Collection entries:
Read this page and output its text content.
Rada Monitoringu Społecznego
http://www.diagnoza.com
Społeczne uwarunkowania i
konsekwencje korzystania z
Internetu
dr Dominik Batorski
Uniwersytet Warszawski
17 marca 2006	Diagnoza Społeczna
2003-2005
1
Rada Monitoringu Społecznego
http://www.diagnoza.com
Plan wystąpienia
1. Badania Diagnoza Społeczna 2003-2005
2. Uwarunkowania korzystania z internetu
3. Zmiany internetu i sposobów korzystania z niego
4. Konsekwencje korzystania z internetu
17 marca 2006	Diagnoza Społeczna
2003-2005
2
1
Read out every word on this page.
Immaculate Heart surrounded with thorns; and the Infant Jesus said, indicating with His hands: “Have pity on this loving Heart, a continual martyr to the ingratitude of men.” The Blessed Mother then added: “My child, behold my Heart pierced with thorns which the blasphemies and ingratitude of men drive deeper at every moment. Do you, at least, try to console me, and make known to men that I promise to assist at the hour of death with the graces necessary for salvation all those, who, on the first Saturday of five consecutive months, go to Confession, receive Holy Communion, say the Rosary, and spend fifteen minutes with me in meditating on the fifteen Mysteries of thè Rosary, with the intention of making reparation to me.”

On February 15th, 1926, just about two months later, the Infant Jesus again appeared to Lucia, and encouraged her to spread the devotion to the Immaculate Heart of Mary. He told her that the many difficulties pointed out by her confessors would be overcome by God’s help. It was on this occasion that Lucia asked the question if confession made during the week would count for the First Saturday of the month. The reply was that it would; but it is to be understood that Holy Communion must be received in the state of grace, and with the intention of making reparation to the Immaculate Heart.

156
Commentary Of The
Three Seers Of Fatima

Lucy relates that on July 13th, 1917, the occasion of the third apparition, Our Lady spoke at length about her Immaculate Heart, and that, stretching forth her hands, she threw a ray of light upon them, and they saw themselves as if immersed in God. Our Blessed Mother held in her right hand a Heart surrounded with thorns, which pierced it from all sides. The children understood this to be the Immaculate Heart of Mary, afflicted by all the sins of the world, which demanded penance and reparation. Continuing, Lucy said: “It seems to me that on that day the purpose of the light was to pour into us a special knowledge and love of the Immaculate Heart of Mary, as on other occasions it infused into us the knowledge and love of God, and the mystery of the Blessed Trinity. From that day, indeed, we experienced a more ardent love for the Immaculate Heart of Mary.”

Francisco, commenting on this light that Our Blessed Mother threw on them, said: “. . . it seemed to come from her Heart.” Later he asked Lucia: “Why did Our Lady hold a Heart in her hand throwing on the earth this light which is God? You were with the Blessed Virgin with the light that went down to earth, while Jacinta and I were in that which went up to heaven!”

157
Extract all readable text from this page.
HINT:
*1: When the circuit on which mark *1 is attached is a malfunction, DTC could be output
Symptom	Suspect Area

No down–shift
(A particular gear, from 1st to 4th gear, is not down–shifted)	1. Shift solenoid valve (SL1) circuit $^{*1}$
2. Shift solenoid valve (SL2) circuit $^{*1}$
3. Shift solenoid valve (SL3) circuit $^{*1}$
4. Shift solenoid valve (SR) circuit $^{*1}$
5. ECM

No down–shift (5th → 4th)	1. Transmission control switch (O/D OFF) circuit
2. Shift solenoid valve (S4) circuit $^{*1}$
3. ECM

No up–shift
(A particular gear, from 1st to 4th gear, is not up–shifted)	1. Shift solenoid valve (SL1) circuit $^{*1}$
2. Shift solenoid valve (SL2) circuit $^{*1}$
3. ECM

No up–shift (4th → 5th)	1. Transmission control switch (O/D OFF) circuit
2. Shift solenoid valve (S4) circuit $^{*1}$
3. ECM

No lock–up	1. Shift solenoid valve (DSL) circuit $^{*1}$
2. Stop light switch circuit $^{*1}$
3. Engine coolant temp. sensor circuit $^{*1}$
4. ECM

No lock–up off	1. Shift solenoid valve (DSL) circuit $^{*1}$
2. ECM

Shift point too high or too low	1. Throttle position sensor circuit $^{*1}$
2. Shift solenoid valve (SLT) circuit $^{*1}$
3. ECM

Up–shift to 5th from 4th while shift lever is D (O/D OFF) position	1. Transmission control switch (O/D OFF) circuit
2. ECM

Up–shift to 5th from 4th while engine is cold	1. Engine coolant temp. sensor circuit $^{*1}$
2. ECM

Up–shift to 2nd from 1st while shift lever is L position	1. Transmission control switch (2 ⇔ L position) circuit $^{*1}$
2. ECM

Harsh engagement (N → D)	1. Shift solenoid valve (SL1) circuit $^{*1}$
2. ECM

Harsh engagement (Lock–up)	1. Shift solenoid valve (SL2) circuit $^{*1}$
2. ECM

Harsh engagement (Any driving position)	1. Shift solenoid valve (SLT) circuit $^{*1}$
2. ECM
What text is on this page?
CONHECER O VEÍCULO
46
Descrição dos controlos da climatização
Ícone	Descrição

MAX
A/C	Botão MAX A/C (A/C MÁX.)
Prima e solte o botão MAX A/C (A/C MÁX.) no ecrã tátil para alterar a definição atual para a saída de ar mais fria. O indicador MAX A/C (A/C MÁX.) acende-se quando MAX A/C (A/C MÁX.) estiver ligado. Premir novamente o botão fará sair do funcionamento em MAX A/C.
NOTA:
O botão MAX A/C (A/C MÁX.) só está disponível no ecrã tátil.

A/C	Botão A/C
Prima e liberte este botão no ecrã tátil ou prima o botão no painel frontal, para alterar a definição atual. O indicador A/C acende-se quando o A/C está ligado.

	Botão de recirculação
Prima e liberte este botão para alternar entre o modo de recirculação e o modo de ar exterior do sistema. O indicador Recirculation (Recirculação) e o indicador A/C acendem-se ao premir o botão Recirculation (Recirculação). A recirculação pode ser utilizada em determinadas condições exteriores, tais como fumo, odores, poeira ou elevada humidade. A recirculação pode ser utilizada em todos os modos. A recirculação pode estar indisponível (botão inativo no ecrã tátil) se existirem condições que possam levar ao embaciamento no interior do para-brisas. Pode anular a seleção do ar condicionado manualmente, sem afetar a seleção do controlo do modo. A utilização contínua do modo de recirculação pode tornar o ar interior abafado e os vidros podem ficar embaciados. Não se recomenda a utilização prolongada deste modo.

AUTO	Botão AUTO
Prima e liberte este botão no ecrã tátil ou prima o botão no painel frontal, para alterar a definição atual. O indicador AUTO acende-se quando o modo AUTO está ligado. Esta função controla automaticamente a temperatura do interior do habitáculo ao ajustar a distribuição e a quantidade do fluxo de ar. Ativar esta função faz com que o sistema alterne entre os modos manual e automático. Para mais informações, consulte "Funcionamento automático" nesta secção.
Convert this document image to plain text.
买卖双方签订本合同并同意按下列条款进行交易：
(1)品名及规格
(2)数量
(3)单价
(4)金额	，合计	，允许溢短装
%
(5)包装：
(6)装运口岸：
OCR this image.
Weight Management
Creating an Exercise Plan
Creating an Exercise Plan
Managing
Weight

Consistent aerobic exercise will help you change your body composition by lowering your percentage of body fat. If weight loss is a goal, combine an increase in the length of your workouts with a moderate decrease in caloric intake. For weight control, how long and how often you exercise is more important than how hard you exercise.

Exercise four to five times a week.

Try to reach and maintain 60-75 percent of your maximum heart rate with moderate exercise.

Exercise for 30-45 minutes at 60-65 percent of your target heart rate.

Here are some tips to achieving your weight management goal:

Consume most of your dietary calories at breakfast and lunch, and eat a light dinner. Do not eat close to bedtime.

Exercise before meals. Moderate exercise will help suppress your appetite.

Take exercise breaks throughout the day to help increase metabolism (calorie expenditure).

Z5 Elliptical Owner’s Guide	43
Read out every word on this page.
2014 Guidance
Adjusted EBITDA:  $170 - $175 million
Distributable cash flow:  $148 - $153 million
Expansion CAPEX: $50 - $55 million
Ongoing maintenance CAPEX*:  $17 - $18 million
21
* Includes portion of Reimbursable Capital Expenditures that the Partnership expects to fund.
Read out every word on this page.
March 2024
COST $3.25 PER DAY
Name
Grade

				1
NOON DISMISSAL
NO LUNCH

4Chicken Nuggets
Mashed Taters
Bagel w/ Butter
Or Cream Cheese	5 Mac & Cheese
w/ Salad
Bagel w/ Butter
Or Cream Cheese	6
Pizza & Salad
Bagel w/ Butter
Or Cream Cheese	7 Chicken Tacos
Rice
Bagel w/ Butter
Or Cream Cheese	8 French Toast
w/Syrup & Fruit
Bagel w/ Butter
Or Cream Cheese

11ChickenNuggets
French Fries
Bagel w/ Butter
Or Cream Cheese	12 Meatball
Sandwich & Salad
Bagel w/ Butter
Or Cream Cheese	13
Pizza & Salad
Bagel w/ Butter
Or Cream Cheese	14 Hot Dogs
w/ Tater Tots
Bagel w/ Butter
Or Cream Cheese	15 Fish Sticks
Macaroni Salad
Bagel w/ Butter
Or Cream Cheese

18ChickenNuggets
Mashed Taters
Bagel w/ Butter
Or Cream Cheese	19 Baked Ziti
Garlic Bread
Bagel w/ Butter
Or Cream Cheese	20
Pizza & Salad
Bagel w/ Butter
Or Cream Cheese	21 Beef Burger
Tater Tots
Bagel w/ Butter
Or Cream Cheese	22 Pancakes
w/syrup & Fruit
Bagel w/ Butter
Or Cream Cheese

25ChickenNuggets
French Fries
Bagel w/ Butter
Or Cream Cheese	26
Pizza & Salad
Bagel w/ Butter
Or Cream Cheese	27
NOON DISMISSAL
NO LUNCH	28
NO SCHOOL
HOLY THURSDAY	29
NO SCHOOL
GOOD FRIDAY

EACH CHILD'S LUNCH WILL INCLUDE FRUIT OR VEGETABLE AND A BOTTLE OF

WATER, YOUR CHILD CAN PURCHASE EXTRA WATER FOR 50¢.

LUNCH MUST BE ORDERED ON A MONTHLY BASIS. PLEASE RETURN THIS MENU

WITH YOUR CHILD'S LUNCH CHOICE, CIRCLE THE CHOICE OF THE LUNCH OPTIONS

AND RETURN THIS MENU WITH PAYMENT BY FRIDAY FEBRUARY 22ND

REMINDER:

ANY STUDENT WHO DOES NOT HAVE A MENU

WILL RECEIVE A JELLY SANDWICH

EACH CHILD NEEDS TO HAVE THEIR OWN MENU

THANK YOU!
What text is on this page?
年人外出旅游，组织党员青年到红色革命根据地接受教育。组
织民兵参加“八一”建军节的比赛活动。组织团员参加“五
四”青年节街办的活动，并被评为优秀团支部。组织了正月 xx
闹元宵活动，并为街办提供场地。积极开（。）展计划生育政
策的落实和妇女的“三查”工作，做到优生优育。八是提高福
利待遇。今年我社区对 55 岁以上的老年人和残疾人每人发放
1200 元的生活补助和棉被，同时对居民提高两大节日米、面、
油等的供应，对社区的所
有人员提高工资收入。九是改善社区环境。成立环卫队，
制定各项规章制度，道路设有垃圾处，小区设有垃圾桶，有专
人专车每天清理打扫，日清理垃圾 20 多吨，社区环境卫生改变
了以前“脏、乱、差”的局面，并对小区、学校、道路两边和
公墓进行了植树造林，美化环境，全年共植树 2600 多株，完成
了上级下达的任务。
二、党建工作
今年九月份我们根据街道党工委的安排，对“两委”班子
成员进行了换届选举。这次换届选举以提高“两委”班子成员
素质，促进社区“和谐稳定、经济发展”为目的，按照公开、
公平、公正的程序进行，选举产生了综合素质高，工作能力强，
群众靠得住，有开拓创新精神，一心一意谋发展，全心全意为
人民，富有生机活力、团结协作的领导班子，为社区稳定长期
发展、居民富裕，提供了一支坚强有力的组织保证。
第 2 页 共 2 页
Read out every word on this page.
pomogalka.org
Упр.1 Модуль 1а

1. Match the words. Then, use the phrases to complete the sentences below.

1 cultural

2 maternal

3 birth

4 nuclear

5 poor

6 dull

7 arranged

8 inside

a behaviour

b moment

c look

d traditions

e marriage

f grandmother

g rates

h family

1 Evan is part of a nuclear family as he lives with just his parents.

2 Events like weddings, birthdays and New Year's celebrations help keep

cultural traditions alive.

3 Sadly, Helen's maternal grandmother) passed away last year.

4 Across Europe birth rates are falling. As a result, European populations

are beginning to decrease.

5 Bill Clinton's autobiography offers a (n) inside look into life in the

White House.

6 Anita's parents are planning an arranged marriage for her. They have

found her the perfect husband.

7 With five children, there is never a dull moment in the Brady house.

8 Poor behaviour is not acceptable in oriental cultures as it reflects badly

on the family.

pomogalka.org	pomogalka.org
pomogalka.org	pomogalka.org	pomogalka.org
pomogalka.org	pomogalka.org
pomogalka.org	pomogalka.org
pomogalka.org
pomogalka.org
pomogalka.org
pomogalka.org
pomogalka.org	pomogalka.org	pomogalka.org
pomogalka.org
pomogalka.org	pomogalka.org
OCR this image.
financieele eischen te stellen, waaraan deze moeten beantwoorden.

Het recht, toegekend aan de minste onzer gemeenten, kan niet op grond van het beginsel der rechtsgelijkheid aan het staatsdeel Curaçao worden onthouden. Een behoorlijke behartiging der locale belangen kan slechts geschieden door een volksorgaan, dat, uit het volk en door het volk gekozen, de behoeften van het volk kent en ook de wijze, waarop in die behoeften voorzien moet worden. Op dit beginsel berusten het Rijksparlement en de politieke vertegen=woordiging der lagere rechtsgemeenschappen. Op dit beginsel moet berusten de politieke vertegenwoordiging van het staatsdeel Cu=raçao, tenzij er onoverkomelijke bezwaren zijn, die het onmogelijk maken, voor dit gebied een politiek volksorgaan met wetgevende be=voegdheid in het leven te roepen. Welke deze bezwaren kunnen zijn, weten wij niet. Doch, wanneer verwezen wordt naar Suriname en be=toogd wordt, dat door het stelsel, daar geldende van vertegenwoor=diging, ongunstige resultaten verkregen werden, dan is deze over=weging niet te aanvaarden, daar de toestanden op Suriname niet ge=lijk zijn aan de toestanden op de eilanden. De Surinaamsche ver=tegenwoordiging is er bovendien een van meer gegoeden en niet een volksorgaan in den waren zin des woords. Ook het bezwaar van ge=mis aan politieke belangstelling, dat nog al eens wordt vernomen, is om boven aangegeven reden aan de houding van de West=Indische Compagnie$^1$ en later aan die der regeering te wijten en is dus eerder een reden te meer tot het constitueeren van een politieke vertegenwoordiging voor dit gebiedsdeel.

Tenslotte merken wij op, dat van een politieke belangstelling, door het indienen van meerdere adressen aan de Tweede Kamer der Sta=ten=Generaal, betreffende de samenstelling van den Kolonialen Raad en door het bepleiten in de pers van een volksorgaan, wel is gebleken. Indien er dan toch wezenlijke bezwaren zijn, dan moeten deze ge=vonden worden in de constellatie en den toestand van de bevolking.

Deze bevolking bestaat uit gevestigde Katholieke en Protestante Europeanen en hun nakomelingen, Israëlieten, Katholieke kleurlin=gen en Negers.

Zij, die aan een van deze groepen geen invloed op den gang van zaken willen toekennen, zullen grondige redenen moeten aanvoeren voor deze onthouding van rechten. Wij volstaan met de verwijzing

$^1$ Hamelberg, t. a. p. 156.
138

[Exercise task]
Only a number is wanted: how many lines of the data above contain "look"?

[Response to the exercise]
2